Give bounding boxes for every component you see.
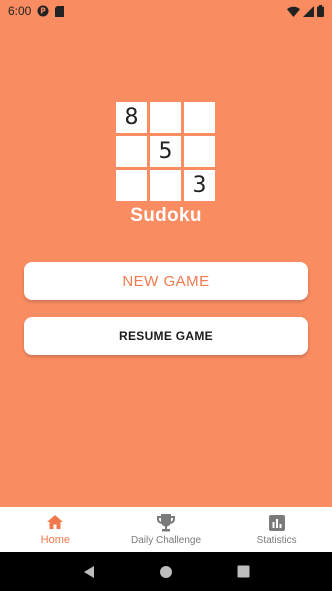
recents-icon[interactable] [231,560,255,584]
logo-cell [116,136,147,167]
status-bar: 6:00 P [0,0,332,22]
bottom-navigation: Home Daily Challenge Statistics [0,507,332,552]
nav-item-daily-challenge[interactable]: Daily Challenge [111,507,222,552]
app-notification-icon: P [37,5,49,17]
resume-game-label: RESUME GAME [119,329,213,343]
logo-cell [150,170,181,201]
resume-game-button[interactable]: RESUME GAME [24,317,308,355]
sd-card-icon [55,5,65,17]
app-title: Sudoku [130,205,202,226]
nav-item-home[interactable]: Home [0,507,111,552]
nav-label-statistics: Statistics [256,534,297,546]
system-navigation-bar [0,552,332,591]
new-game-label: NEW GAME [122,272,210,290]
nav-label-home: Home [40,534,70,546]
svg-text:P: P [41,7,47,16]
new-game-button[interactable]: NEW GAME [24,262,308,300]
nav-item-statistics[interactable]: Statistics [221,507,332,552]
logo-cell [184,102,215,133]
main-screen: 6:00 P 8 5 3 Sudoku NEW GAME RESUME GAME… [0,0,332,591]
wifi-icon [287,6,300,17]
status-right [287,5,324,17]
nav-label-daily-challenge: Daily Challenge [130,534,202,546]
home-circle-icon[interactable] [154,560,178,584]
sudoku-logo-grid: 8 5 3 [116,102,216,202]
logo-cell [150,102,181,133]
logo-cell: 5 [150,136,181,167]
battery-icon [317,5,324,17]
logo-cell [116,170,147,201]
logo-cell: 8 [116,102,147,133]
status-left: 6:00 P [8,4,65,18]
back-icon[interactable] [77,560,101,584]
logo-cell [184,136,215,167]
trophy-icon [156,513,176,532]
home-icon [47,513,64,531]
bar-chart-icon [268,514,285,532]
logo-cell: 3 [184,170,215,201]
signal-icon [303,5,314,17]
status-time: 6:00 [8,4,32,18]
------------------------------
Retype all the rows above line for line, leaving out the pictures.

Reply to the task:
Give bounding boxes for every component you see.
recents-icon[interactable] [231,560,255,584]
logo-cell [116,136,147,167]
status-bar: 6:00 P [0,0,332,22]
bottom-navigation: Home Daily Challenge Statistics [0,507,332,552]
nav-item-daily-challenge[interactable]: Daily Challenge [111,507,222,552]
app-notification-icon: P [37,5,49,17]
resume-game-label: RESUME GAME [119,329,213,343]
logo-cell [150,170,181,201]
resume-game-button[interactable]: RESUME GAME [24,317,308,355]
sd-card-icon [55,5,65,17]
app-title: Sudoku [130,205,202,226]
nav-item-home[interactable]: Home [0,507,111,552]
nav-label-statistics: Statistics [256,534,297,546]
system-navigation-bar [0,552,332,591]
new-game-label: NEW GAME [122,272,210,290]
nav-label-home: Home [40,534,70,546]
svg-text:P: P [41,7,47,16]
new-game-button[interactable]: NEW GAME [24,262,308,300]
nav-item-statistics[interactable]: Statistics [221,507,332,552]
logo-cell [184,102,215,133]
main-screen: 6:00 P 8 5 3 Sudoku NEW GAME RESUME GAME… [0,0,332,591]
wifi-icon [287,6,300,17]
status-right [287,5,324,17]
nav-label-daily-challenge: Daily Challenge [130,534,202,546]
home-circle-icon[interactable] [154,560,178,584]
sudoku-logo-grid: 8 5 3 [116,102,216,202]
logo-cell [150,102,181,133]
logo-cell: 5 [150,136,181,167]
battery-icon [317,5,324,17]
logo-cell [116,170,147,201]
logo-cell: 8 [116,102,147,133]
status-left: 6:00 P [8,4,65,18]
back-icon[interactable] [77,560,101,584]
logo-cell [184,136,215,167]
trophy-icon [156,513,176,532]
home-icon [47,513,64,531]
bar-chart-icon [268,514,285,532]
logo-cell: 3 [184,170,215,201]
signal-icon [303,5,314,17]
status-time: 6:00 [8,4,32,18]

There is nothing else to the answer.